— start —

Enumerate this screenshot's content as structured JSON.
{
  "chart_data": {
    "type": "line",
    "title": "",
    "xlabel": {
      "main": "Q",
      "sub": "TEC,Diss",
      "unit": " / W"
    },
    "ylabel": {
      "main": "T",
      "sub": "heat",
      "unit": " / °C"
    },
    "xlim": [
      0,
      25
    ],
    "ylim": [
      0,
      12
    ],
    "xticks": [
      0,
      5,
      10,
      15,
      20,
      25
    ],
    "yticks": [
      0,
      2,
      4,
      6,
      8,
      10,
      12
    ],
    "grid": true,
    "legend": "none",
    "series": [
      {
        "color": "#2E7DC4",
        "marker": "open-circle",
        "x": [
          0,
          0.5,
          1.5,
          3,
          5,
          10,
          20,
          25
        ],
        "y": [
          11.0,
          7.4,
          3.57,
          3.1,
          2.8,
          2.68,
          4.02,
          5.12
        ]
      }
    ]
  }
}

— end —

#### GIVEN REQUEST
Write out the full listing, keeping every line exactly as it is.

#### WRITTEN RESPONSE
Enumerate this screenshot's content as structured JSON.
{
  "chart_data": {
    "type": "line",
    "title": "",
    "xlabel": {
      "main": "Q",
      "sub": "TEC,Diss",
      "unit": " / W"
    },
    "ylabel": {
      "main": "T",
      "sub": "heat",
      "unit": " / °C"
    },
    "xlim": [
      0,
      25
    ],
    "ylim": [
      0,
      12
    ],
    "xticks": [
      0,
      5,
      10,
      15,
      20,
      25
    ],
    "yticks": [
      0,
      2,
      4,
      6,
      8,
      10,
      12
    ],
    "grid": true,
    "legend": "none",
    "series": [
      {
        "color": "#2E7DC4",
        "marker": "open-circle",
        "x": [
          0,
          0.5,
          1.5,
          3,
          5,
          10,
          20,
          25
        ],
        "y": [
          11.0,
          7.4,
          3.57,
          3.1,
          2.8,
          2.68,
          4.02,
          5.12
        ]
      }
    ]
  }
}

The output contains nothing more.